What you have to do
Exactly as written, please set down all of the entries again, with no pictures.

— BEGIN Supplied entries —

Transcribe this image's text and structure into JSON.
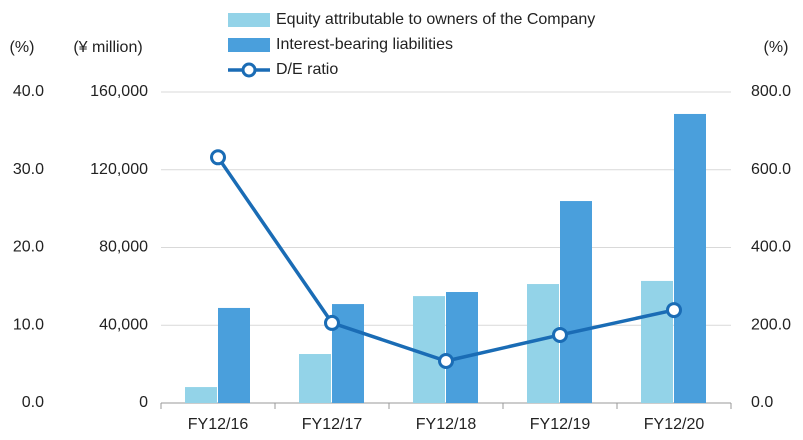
{
  "chart_data": {
    "type": "bar",
    "categories": [
      "FY12/16",
      "FY12/17",
      "FY12/18",
      "FY12/19",
      "FY12/20"
    ],
    "series": [
      {
        "name": "Equity attributable to owners of the Company",
        "color": "#93d3e8",
        "type": "bar",
        "values": [
          8200,
          25200,
          55000,
          61200,
          62800
        ]
      },
      {
        "name": "Interest-bearing liabilities",
        "color": "#4a9fdc",
        "type": "bar",
        "values": [
          48900,
          50900,
          57100,
          103900,
          148700
        ]
      },
      {
        "name": "D/E ratio",
        "color": "#1a6cb5",
        "type": "line",
        "axis": "y2",
        "values": [
          632,
          206,
          108,
          175,
          239
        ]
      }
    ],
    "ylabel": "(¥ million)",
    "ylim": [
      0,
      160000
    ],
    "yticks": [
      0,
      {
        "value": 40000,
        "label": "40,000"
      },
      {
        "value": 80000,
        "label": "80,000"
      },
      {
        "value": 120000,
        "label": "120,000"
      },
      {
        "value": 160000,
        "label": "160,000"
      }
    ],
    "y2label": "(%)",
    "y2lim": [
      0,
      800
    ],
    "y2ticks": [
      {
        "value": 0,
        "label": "0.0"
      },
      {
        "value": 200,
        "label": "200.0"
      },
      {
        "value": 400,
        "label": "400.0"
      },
      {
        "value": 600,
        "label": "600.0"
      },
      {
        "value": 800,
        "label": "800.0"
      }
    ],
    "y3label": "(%)",
    "y3lim": [
      0,
      40
    ],
    "y3ticks": [
      {
        "value": 0,
        "label": "0.0"
      },
      {
        "value": 10,
        "label": "10.0"
      },
      {
        "value": 20,
        "label": "20.0"
      },
      {
        "value": 30,
        "label": "30.0"
      },
      {
        "value": 40,
        "label": "40.0"
      }
    ],
    "grid": true
  }
}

— END Supplied entries —

The reply
Transcribe this image's text and structure into JSON.
{
  "chart_data": {
    "type": "bar",
    "categories": [
      "FY12/16",
      "FY12/17",
      "FY12/18",
      "FY12/19",
      "FY12/20"
    ],
    "series": [
      {
        "name": "Equity attributable to owners of the Company",
        "color": "#93d3e8",
        "type": "bar",
        "values": [
          8200,
          25200,
          55000,
          61200,
          62800
        ]
      },
      {
        "name": "Interest-bearing liabilities",
        "color": "#4a9fdc",
        "type": "bar",
        "values": [
          48900,
          50900,
          57100,
          103900,
          148700
        ]
      },
      {
        "name": "D/E ratio",
        "color": "#1a6cb5",
        "type": "line",
        "axis": "y2",
        "values": [
          632,
          206,
          108,
          175,
          239
        ]
      }
    ],
    "ylabel": "(¥ million)",
    "ylim": [
      0,
      160000
    ],
    "yticks": [
      0,
      {
        "value": 40000,
        "label": "40,000"
      },
      {
        "value": 80000,
        "label": "80,000"
      },
      {
        "value": 120000,
        "label": "120,000"
      },
      {
        "value": 160000,
        "label": "160,000"
      }
    ],
    "y2label": "(%)",
    "y2lim": [
      0,
      800
    ],
    "y2ticks": [
      {
        "value": 0,
        "label": "0.0"
      },
      {
        "value": 200,
        "label": "200.0"
      },
      {
        "value": 400,
        "label": "400.0"
      },
      {
        "value": 600,
        "label": "600.0"
      },
      {
        "value": 800,
        "label": "800.0"
      }
    ],
    "y3label": "(%)",
    "y3lim": [
      0,
      40
    ],
    "y3ticks": [
      {
        "value": 0,
        "label": "0.0"
      },
      {
        "value": 10,
        "label": "10.0"
      },
      {
        "value": 20,
        "label": "20.0"
      },
      {
        "value": 30,
        "label": "30.0"
      },
      {
        "value": 40,
        "label": "40.0"
      }
    ],
    "grid": true
  }
}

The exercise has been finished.